> [THE EXERCISE] Give a count of the lines below that have the string "rounded" in them, with no other words.

━━━━━━━━━━━━━━━━━━━━

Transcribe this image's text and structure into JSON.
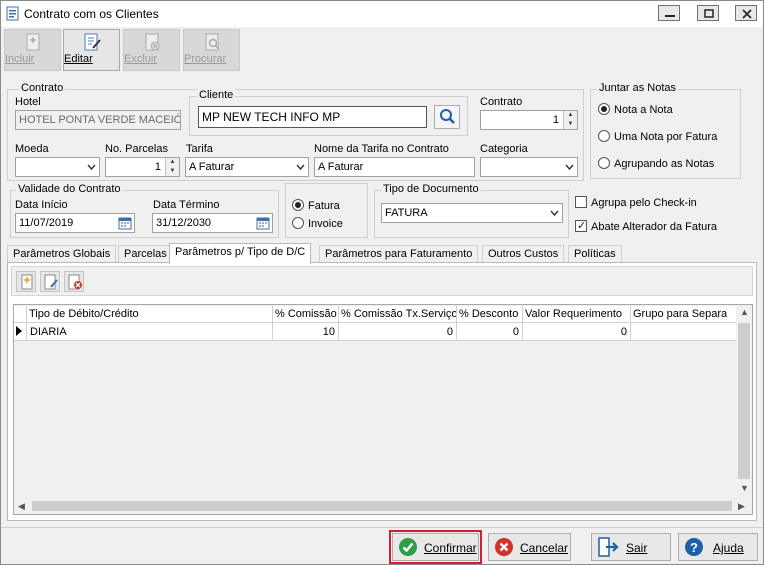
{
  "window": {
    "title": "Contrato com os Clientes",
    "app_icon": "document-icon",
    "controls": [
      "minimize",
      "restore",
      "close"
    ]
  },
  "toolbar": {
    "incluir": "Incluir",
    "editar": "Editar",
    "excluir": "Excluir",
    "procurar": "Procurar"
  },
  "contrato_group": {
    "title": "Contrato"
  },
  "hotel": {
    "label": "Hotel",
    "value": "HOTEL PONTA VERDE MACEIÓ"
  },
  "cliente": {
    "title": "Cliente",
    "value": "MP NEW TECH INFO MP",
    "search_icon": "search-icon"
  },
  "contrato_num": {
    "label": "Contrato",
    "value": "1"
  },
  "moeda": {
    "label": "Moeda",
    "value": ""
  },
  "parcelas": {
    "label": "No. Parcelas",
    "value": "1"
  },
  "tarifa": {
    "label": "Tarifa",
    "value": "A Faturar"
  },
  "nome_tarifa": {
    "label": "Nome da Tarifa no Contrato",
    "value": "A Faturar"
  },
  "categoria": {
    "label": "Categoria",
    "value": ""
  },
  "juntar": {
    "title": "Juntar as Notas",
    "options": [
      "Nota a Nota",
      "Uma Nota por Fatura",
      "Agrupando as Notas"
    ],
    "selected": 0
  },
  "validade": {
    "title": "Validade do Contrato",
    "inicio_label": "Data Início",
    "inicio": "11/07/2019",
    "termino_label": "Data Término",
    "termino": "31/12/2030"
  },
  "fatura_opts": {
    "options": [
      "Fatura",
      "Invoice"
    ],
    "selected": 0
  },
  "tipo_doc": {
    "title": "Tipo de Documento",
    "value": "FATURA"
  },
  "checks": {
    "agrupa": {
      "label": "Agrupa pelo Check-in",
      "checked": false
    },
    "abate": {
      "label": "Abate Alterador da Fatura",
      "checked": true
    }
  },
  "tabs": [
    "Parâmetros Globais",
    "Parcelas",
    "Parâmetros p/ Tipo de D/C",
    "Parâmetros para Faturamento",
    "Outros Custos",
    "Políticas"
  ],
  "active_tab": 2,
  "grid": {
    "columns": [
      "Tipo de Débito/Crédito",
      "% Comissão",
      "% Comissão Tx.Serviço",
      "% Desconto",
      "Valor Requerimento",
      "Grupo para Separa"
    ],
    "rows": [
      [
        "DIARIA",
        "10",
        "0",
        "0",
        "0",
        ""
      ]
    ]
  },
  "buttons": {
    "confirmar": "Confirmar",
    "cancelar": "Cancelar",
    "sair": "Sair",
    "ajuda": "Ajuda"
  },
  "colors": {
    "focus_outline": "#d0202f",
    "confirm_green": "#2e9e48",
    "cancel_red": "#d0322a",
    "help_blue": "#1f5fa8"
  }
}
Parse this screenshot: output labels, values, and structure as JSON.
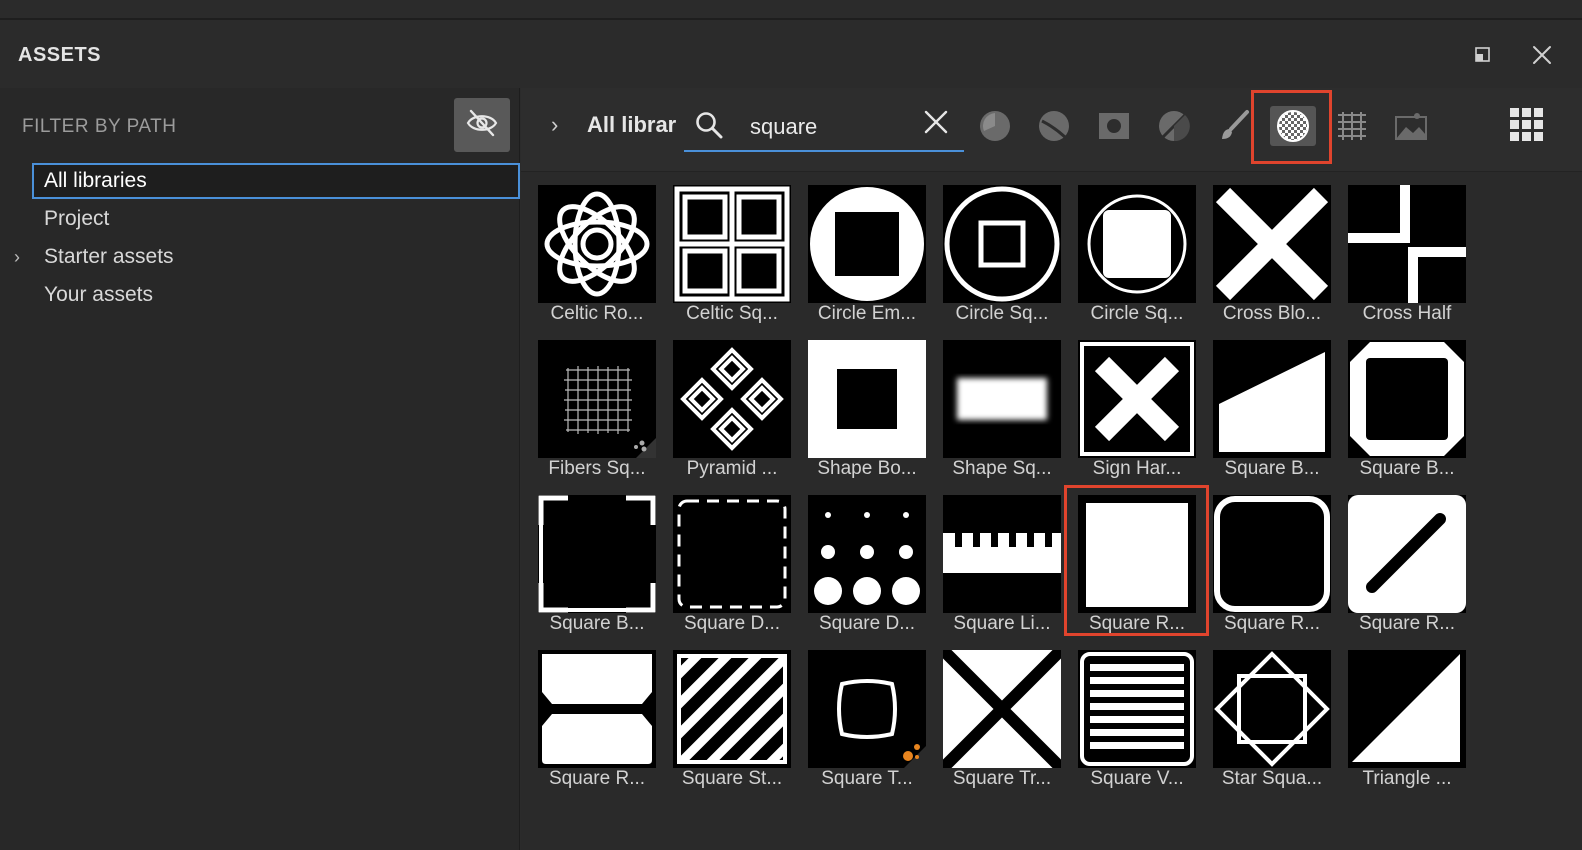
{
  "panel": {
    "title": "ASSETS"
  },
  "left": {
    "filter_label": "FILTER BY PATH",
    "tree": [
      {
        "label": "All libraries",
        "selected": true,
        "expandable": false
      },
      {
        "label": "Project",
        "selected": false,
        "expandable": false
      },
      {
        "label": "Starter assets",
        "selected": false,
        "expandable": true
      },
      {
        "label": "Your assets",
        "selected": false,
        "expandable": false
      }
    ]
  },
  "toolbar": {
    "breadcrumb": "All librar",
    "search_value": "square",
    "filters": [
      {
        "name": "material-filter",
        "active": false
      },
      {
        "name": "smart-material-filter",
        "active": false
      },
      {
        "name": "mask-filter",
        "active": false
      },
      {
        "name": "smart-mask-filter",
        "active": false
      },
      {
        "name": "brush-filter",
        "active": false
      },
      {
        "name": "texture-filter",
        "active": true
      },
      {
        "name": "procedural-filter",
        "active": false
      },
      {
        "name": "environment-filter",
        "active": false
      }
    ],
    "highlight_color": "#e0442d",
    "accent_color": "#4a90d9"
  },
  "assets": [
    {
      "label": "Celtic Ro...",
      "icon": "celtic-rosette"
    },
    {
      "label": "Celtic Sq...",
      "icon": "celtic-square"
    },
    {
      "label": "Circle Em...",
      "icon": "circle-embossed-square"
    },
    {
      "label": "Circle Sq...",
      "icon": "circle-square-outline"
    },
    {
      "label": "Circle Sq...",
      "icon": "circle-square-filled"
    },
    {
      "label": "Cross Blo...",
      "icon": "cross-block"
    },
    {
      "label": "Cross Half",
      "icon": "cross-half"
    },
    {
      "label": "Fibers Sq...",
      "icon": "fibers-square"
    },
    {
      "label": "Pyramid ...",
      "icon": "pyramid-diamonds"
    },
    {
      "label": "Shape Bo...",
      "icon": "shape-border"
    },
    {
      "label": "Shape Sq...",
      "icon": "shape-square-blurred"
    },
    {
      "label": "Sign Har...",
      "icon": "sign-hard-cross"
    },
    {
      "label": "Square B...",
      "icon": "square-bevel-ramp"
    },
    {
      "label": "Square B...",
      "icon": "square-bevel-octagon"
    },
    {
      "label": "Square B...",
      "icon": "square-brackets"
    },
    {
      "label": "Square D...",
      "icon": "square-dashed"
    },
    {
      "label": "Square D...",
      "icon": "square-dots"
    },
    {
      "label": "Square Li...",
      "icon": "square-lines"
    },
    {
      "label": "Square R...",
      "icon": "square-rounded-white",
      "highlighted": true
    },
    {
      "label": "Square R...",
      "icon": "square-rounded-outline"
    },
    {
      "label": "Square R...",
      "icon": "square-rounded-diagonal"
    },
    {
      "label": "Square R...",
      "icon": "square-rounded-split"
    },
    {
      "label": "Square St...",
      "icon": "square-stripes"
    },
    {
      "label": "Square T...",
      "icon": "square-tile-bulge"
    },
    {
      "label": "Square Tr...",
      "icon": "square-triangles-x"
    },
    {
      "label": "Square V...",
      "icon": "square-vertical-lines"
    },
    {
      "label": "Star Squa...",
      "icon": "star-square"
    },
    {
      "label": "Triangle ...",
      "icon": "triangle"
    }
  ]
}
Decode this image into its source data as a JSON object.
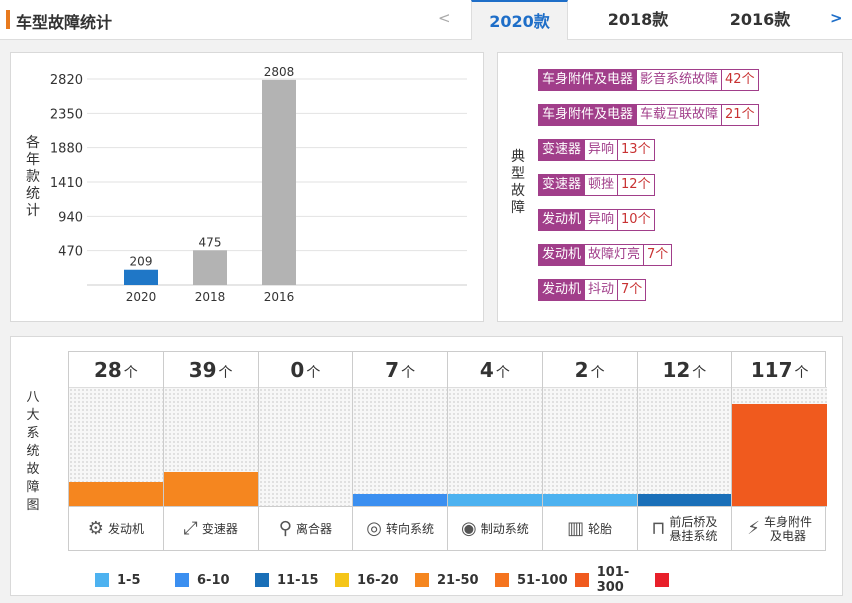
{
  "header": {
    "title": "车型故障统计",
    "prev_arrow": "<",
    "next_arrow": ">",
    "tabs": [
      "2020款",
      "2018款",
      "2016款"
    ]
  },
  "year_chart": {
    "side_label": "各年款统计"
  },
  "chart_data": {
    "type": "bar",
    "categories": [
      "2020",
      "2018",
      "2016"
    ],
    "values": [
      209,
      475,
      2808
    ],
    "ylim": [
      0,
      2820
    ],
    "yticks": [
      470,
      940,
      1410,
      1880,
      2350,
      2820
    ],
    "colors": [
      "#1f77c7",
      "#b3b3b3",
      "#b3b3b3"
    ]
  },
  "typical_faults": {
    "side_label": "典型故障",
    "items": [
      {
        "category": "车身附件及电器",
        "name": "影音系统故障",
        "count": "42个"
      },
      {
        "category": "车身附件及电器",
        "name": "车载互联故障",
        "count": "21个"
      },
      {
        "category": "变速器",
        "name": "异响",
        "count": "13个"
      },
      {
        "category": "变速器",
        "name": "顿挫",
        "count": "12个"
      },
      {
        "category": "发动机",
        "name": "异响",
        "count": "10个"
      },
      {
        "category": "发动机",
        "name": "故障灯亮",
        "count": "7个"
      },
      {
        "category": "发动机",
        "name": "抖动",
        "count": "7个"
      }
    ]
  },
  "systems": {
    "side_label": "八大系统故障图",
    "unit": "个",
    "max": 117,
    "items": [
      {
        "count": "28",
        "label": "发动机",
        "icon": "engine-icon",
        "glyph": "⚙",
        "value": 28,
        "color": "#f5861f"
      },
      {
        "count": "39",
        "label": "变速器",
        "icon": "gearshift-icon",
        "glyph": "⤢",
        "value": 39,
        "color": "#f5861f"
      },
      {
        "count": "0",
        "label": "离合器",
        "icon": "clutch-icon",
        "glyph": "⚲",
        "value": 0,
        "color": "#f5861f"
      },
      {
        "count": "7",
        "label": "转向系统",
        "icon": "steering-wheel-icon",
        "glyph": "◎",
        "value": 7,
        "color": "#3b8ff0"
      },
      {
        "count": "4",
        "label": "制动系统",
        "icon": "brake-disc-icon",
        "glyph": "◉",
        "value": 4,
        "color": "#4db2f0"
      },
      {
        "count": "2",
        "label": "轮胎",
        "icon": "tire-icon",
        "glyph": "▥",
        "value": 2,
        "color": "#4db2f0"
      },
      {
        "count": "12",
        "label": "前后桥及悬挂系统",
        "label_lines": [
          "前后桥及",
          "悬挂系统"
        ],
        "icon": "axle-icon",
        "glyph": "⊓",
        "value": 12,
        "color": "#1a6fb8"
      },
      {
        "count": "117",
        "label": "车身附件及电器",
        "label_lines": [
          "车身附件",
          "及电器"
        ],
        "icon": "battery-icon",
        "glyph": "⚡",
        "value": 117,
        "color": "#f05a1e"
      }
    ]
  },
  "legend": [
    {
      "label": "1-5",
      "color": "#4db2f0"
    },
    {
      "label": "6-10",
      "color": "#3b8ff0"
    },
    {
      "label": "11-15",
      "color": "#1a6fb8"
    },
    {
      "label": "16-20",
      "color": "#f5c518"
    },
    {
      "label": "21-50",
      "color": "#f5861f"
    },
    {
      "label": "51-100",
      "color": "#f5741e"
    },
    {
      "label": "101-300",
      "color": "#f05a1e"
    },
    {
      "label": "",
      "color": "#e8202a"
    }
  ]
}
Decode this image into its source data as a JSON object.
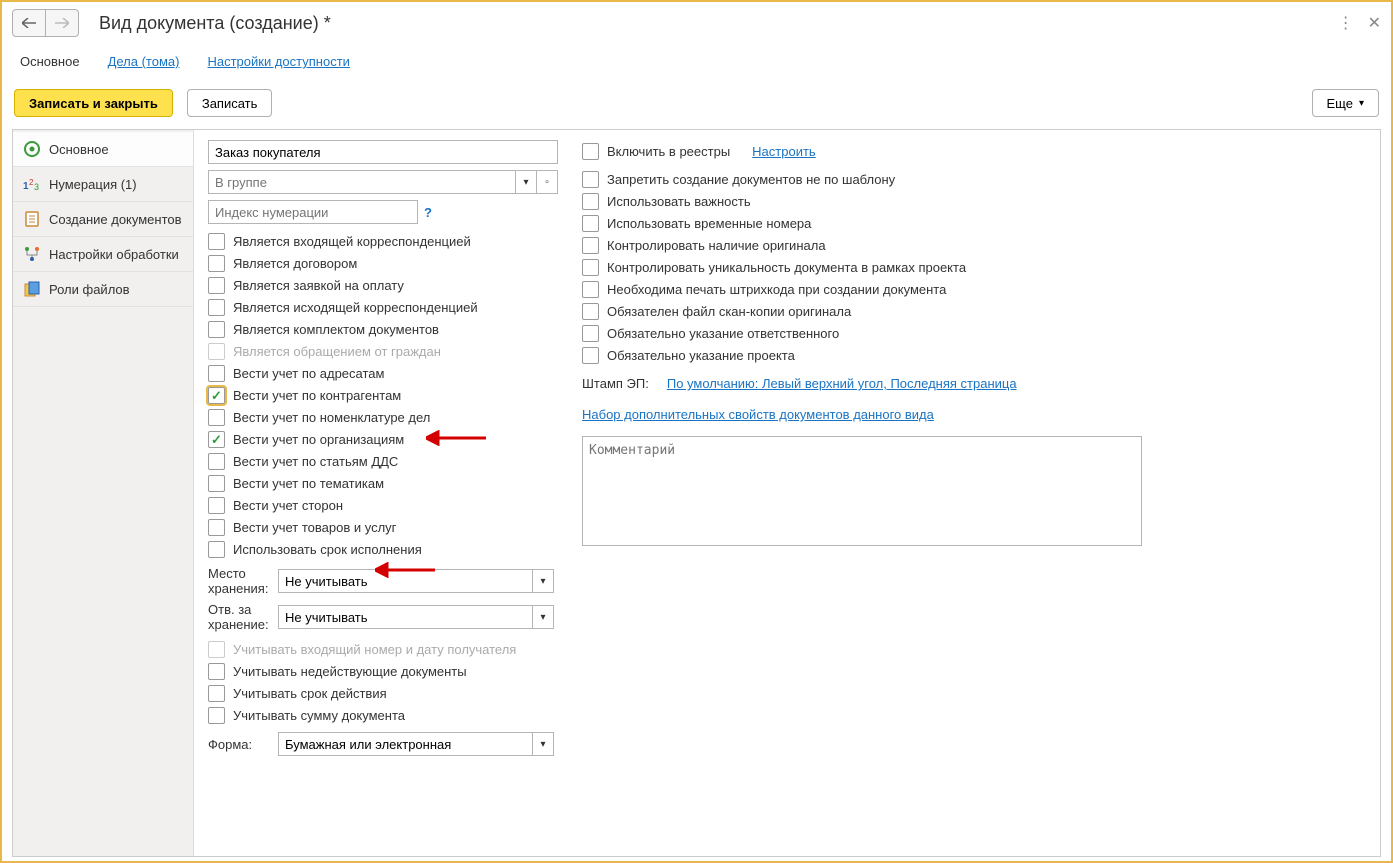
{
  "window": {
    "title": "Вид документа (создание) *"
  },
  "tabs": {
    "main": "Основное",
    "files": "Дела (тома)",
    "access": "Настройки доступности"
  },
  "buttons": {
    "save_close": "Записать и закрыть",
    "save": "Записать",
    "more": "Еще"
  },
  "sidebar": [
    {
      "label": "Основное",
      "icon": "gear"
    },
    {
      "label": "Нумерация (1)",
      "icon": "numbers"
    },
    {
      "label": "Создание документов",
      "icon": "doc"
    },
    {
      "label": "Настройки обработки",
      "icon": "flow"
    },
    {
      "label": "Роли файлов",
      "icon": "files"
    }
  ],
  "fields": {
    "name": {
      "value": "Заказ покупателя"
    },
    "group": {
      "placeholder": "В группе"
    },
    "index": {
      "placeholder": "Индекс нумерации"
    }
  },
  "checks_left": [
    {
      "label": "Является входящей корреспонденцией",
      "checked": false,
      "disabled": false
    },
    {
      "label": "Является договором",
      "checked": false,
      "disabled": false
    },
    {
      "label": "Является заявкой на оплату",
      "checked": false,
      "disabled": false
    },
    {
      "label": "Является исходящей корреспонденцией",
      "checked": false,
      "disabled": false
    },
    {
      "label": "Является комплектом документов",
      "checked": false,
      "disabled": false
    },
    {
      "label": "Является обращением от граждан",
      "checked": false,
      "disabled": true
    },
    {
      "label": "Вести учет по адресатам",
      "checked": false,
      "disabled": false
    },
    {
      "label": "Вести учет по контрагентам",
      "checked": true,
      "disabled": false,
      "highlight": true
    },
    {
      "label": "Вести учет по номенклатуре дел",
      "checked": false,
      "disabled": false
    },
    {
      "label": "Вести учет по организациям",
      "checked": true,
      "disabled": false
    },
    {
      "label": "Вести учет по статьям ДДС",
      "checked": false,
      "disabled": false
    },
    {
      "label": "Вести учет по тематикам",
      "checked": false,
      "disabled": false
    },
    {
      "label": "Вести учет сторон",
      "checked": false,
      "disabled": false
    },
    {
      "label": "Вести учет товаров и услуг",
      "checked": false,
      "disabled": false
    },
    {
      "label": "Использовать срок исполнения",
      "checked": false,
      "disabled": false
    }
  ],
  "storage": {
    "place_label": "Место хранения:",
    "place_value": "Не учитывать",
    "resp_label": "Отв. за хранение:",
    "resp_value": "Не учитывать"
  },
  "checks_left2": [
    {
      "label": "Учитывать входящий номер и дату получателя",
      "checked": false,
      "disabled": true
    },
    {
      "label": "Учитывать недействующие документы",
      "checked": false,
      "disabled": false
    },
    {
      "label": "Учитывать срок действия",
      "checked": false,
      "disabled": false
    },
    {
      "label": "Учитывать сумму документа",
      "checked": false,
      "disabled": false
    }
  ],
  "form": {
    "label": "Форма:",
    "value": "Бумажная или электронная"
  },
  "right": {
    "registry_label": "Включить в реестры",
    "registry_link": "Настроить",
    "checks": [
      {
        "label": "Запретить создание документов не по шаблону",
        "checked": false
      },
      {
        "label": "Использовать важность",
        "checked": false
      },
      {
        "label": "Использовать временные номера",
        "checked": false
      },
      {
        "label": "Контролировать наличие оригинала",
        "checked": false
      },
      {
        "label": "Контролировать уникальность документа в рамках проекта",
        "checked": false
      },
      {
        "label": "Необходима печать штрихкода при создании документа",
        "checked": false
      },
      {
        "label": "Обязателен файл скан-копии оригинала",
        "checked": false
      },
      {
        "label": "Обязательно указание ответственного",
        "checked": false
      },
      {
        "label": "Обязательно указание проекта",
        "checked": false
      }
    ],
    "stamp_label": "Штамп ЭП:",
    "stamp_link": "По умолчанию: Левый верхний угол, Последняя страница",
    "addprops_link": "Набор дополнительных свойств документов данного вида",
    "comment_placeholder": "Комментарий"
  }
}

━━━━━━━━━━━━━━━━━━━━

> [FINAL ANSWER] 4